### Exercise data
--------
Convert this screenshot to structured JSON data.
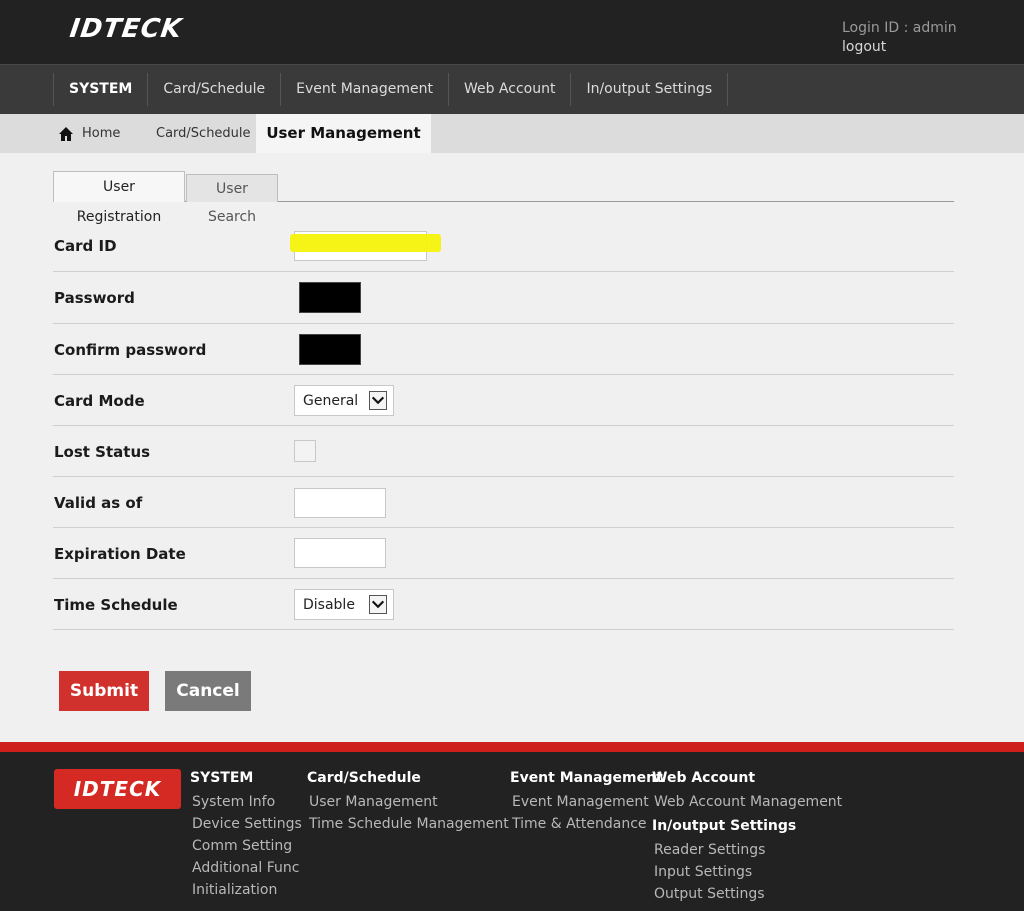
{
  "header": {
    "logo": "IDTECK",
    "login_label": "Login ID : admin",
    "logout": "logout"
  },
  "nav": {
    "items": [
      "SYSTEM",
      "Card/Schedule",
      "Event Management",
      "Web Account",
      "In/output Settings"
    ],
    "active": "SYSTEM"
  },
  "breadcrumb": {
    "home": "Home",
    "section": "Card/Schedule",
    "current": "User Management"
  },
  "tabs": {
    "registration": "User Registration",
    "search": "User Search"
  },
  "form": {
    "card_id_label": "Card ID",
    "password_label": "Password",
    "confirm_password_label": "Confirm password",
    "card_mode_label": "Card Mode",
    "card_mode_value": "General",
    "lost_status_label": "Lost Status",
    "valid_as_of_label": "Valid as of",
    "expiration_label": "Expiration Date",
    "time_schedule_label": "Time Schedule",
    "time_schedule_value": "Disable"
  },
  "buttons": {
    "submit": "Submit",
    "cancel": "Cancel"
  },
  "footer": {
    "logo": "IDTECK",
    "system_head": "SYSTEM",
    "system_links": [
      "System Info",
      "Device Settings",
      "Comm Setting",
      "Additional Func",
      "Initialization"
    ],
    "card_head": "Card/Schedule",
    "card_links": [
      "User Management",
      "Time Schedule Management"
    ],
    "event_head": "Event Management",
    "event_links": [
      "Event Management",
      "Time & Attendance"
    ],
    "web_head": "Web Account",
    "web_links": [
      "Web Account Management"
    ],
    "io_head": "In/output Settings",
    "io_links": [
      "Reader Settings",
      "Input Settings",
      "Output Settings"
    ]
  },
  "colors": {
    "header_bg": "#222222",
    "accent_red": "#d0312d",
    "highlight": "#f5f20a"
  }
}
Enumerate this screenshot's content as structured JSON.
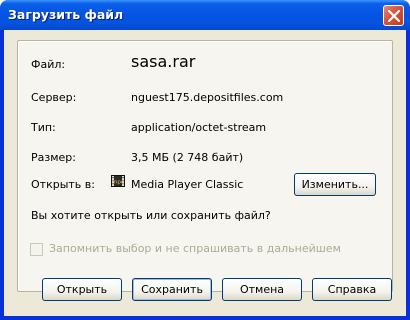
{
  "window": {
    "title": "Загрузить файл"
  },
  "fields": {
    "file_label": "Файл:",
    "file_value": "sasa.rar",
    "server_label": "Сервер:",
    "server_value": "nguest175.depositfiles.com",
    "type_label": "Тип:",
    "type_value": "application/octet-stream",
    "size_label": "Размер:",
    "size_value": "3,5 МБ (2 748 байт)",
    "open_in_label": "Открыть в:",
    "open_in_value": "Media Player Classic",
    "open_in_icon": "media-player-icon"
  },
  "change_button": "Изменить...",
  "question": "Вы хотите открыть или сохранить файл?",
  "remember": {
    "label": "Запомнить выбор и не спрашивать в дальнейшем",
    "checked": false,
    "enabled": false
  },
  "buttons": {
    "open": "Открыть",
    "save": "Сохранить",
    "cancel": "Отмена",
    "help": "Справка"
  },
  "colors": {
    "titlebar": "#0554e3",
    "dialog_bg": "#ece9d8",
    "close_button": "#d8533a"
  }
}
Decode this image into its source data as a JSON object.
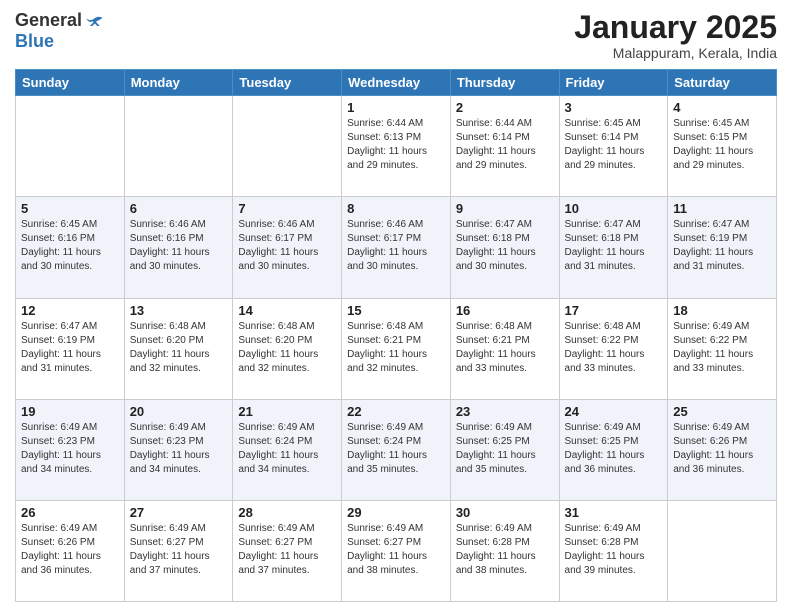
{
  "logo": {
    "general": "General",
    "blue": "Blue"
  },
  "header": {
    "month": "January 2025",
    "location": "Malappuram, Kerala, India"
  },
  "weekdays": [
    "Sunday",
    "Monday",
    "Tuesday",
    "Wednesday",
    "Thursday",
    "Friday",
    "Saturday"
  ],
  "weeks": [
    [
      {
        "day": "",
        "info": ""
      },
      {
        "day": "",
        "info": ""
      },
      {
        "day": "",
        "info": ""
      },
      {
        "day": "1",
        "info": "Sunrise: 6:44 AM\nSunset: 6:13 PM\nDaylight: 11 hours\nand 29 minutes."
      },
      {
        "day": "2",
        "info": "Sunrise: 6:44 AM\nSunset: 6:14 PM\nDaylight: 11 hours\nand 29 minutes."
      },
      {
        "day": "3",
        "info": "Sunrise: 6:45 AM\nSunset: 6:14 PM\nDaylight: 11 hours\nand 29 minutes."
      },
      {
        "day": "4",
        "info": "Sunrise: 6:45 AM\nSunset: 6:15 PM\nDaylight: 11 hours\nand 29 minutes."
      }
    ],
    [
      {
        "day": "5",
        "info": "Sunrise: 6:45 AM\nSunset: 6:16 PM\nDaylight: 11 hours\nand 30 minutes."
      },
      {
        "day": "6",
        "info": "Sunrise: 6:46 AM\nSunset: 6:16 PM\nDaylight: 11 hours\nand 30 minutes."
      },
      {
        "day": "7",
        "info": "Sunrise: 6:46 AM\nSunset: 6:17 PM\nDaylight: 11 hours\nand 30 minutes."
      },
      {
        "day": "8",
        "info": "Sunrise: 6:46 AM\nSunset: 6:17 PM\nDaylight: 11 hours\nand 30 minutes."
      },
      {
        "day": "9",
        "info": "Sunrise: 6:47 AM\nSunset: 6:18 PM\nDaylight: 11 hours\nand 30 minutes."
      },
      {
        "day": "10",
        "info": "Sunrise: 6:47 AM\nSunset: 6:18 PM\nDaylight: 11 hours\nand 31 minutes."
      },
      {
        "day": "11",
        "info": "Sunrise: 6:47 AM\nSunset: 6:19 PM\nDaylight: 11 hours\nand 31 minutes."
      }
    ],
    [
      {
        "day": "12",
        "info": "Sunrise: 6:47 AM\nSunset: 6:19 PM\nDaylight: 11 hours\nand 31 minutes."
      },
      {
        "day": "13",
        "info": "Sunrise: 6:48 AM\nSunset: 6:20 PM\nDaylight: 11 hours\nand 32 minutes."
      },
      {
        "day": "14",
        "info": "Sunrise: 6:48 AM\nSunset: 6:20 PM\nDaylight: 11 hours\nand 32 minutes."
      },
      {
        "day": "15",
        "info": "Sunrise: 6:48 AM\nSunset: 6:21 PM\nDaylight: 11 hours\nand 32 minutes."
      },
      {
        "day": "16",
        "info": "Sunrise: 6:48 AM\nSunset: 6:21 PM\nDaylight: 11 hours\nand 33 minutes."
      },
      {
        "day": "17",
        "info": "Sunrise: 6:48 AM\nSunset: 6:22 PM\nDaylight: 11 hours\nand 33 minutes."
      },
      {
        "day": "18",
        "info": "Sunrise: 6:49 AM\nSunset: 6:22 PM\nDaylight: 11 hours\nand 33 minutes."
      }
    ],
    [
      {
        "day": "19",
        "info": "Sunrise: 6:49 AM\nSunset: 6:23 PM\nDaylight: 11 hours\nand 34 minutes."
      },
      {
        "day": "20",
        "info": "Sunrise: 6:49 AM\nSunset: 6:23 PM\nDaylight: 11 hours\nand 34 minutes."
      },
      {
        "day": "21",
        "info": "Sunrise: 6:49 AM\nSunset: 6:24 PM\nDaylight: 11 hours\nand 34 minutes."
      },
      {
        "day": "22",
        "info": "Sunrise: 6:49 AM\nSunset: 6:24 PM\nDaylight: 11 hours\nand 35 minutes."
      },
      {
        "day": "23",
        "info": "Sunrise: 6:49 AM\nSunset: 6:25 PM\nDaylight: 11 hours\nand 35 minutes."
      },
      {
        "day": "24",
        "info": "Sunrise: 6:49 AM\nSunset: 6:25 PM\nDaylight: 11 hours\nand 36 minutes."
      },
      {
        "day": "25",
        "info": "Sunrise: 6:49 AM\nSunset: 6:26 PM\nDaylight: 11 hours\nand 36 minutes."
      }
    ],
    [
      {
        "day": "26",
        "info": "Sunrise: 6:49 AM\nSunset: 6:26 PM\nDaylight: 11 hours\nand 36 minutes."
      },
      {
        "day": "27",
        "info": "Sunrise: 6:49 AM\nSunset: 6:27 PM\nDaylight: 11 hours\nand 37 minutes."
      },
      {
        "day": "28",
        "info": "Sunrise: 6:49 AM\nSunset: 6:27 PM\nDaylight: 11 hours\nand 37 minutes."
      },
      {
        "day": "29",
        "info": "Sunrise: 6:49 AM\nSunset: 6:27 PM\nDaylight: 11 hours\nand 38 minutes."
      },
      {
        "day": "30",
        "info": "Sunrise: 6:49 AM\nSunset: 6:28 PM\nDaylight: 11 hours\nand 38 minutes."
      },
      {
        "day": "31",
        "info": "Sunrise: 6:49 AM\nSunset: 6:28 PM\nDaylight: 11 hours\nand 39 minutes."
      },
      {
        "day": "",
        "info": ""
      }
    ]
  ]
}
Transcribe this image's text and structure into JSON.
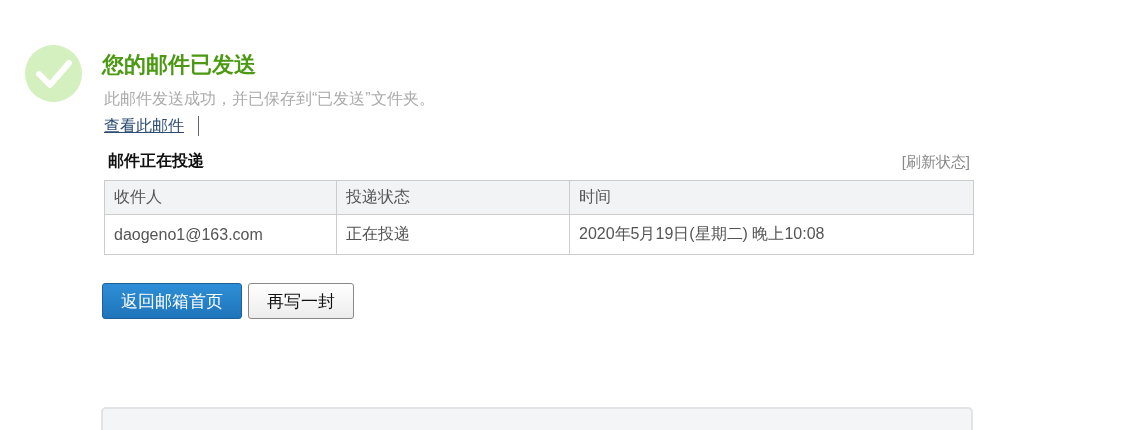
{
  "title": "您的邮件已发送",
  "message": "此邮件发送成功，并已保存到“已发送”文件夹。",
  "links": [
    "查看此邮件"
  ],
  "delivery": {
    "heading": "邮件正在投递",
    "refresh": "[刷新状态]",
    "columns": [
      "收件人",
      "投递状态",
      "时间"
    ],
    "rows": [
      [
        "daogeno1@163.com",
        "正在投递",
        "2020年5月19日(星期二) 晚上10:08"
      ]
    ]
  },
  "buttons": [
    {
      "label": "返回邮箱首页",
      "kind": "primary"
    },
    {
      "label": "再写一封",
      "kind": "secondary"
    }
  ]
}
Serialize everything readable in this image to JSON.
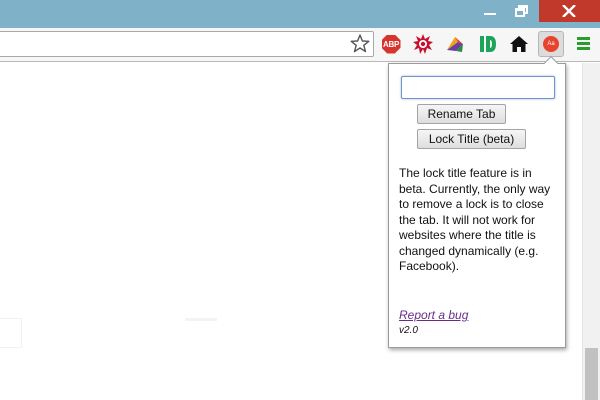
{
  "popup": {
    "title_value": "",
    "rename_button": "Rename Tab",
    "lock_button": "Lock Title (beta)",
    "info_text": "The lock title feature is in beta. Currently, the only way to remove a lock is to close the tab. It will not work for websites where the title is changed dynamically (e.g. Facebook).",
    "bug_link": "Report a bug",
    "version": "v2.0"
  },
  "toolbar": {
    "abp_icon_text": "ABP",
    "extension_icon_text": "Aa"
  },
  "colors": {
    "titlebar": "#7fb1c9",
    "close_button": "#c0392b",
    "menu_icon": "#2a9d2a",
    "link": "#6a2c8a"
  },
  "icons": [
    "minimize-icon",
    "maximize-icon",
    "close-icon",
    "star-icon",
    "adblock-plus-icon",
    "burst-icon",
    "bird-icon",
    "ip-icon",
    "home-icon",
    "rename-tab-extension-icon",
    "menu-icon"
  ]
}
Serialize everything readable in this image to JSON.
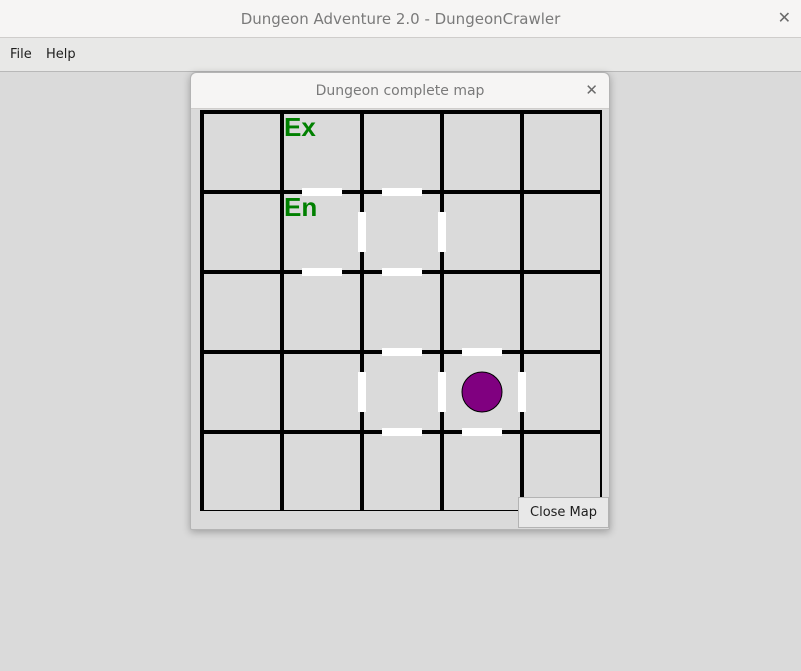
{
  "app": {
    "window_title": "Dungeon Adventure 2.0 - DungeonCrawler",
    "close_glyph": "✕"
  },
  "menubar": {
    "items": [
      {
        "label": "File"
      },
      {
        "label": "Help"
      }
    ]
  },
  "dialog": {
    "title": "Dungeon complete map",
    "close_glyph": "✕",
    "close_map_label": "Close Map"
  },
  "map": {
    "rows": 5,
    "cols": 5,
    "colors": {
      "background": "#dadada",
      "wall": "#000000",
      "door": "#ffffff",
      "marker_text": "#008000",
      "player": "#800080"
    },
    "markers": [
      {
        "label": "Ex",
        "row": 0,
        "col": 1,
        "meaning": "exit"
      },
      {
        "label": "En",
        "row": 1,
        "col": 1,
        "meaning": "entrance"
      }
    ],
    "player": {
      "row": 3,
      "col": 3,
      "icon": "player-token-icon"
    },
    "doors": [
      {
        "row": 1,
        "col": 1,
        "side": "top"
      },
      {
        "row": 1,
        "col": 1,
        "side": "bottom"
      },
      {
        "row": 1,
        "col": 2,
        "side": "top"
      },
      {
        "row": 1,
        "col": 2,
        "side": "left"
      },
      {
        "row": 1,
        "col": 2,
        "side": "right"
      },
      {
        "row": 1,
        "col": 2,
        "side": "bottom"
      },
      {
        "row": 3,
        "col": 2,
        "side": "top"
      },
      {
        "row": 3,
        "col": 2,
        "side": "left"
      },
      {
        "row": 3,
        "col": 2,
        "side": "right"
      },
      {
        "row": 3,
        "col": 2,
        "side": "bottom"
      },
      {
        "row": 3,
        "col": 3,
        "side": "top"
      },
      {
        "row": 3,
        "col": 3,
        "side": "right"
      },
      {
        "row": 3,
        "col": 3,
        "side": "bottom"
      }
    ]
  }
}
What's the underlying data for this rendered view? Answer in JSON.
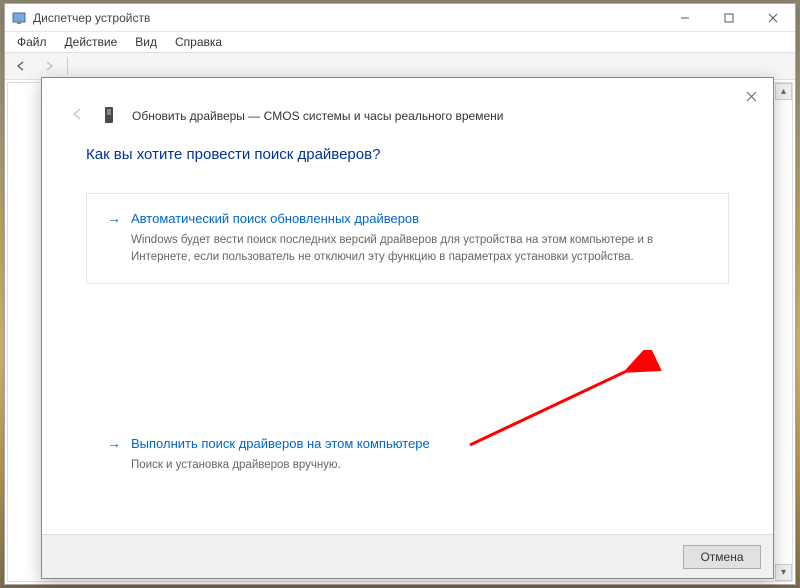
{
  "parent": {
    "title": "Диспетчер устройств",
    "menu": {
      "file": "Файл",
      "action": "Действие",
      "view": "Вид",
      "help": "Справка"
    }
  },
  "dialog": {
    "header": "Обновить драйверы — CMOS системы и часы реального времени",
    "question": "Как вы хотите провести поиск драйверов?",
    "opt1": {
      "title": "Автоматический поиск обновленных драйверов",
      "desc": "Windows будет вести поиск последних версий драйверов для устройства на этом компьютере и в Интернете, если пользователь не отключил эту функцию в параметрах установки устройства."
    },
    "opt2": {
      "title": "Выполнить поиск драйверов на этом компьютере",
      "desc": "Поиск и установка драйверов вручную."
    },
    "cancel": "Отмена"
  }
}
--------
### Problem details
Give the number of lines in the data that contain "beta", with no other words.

### Reply
2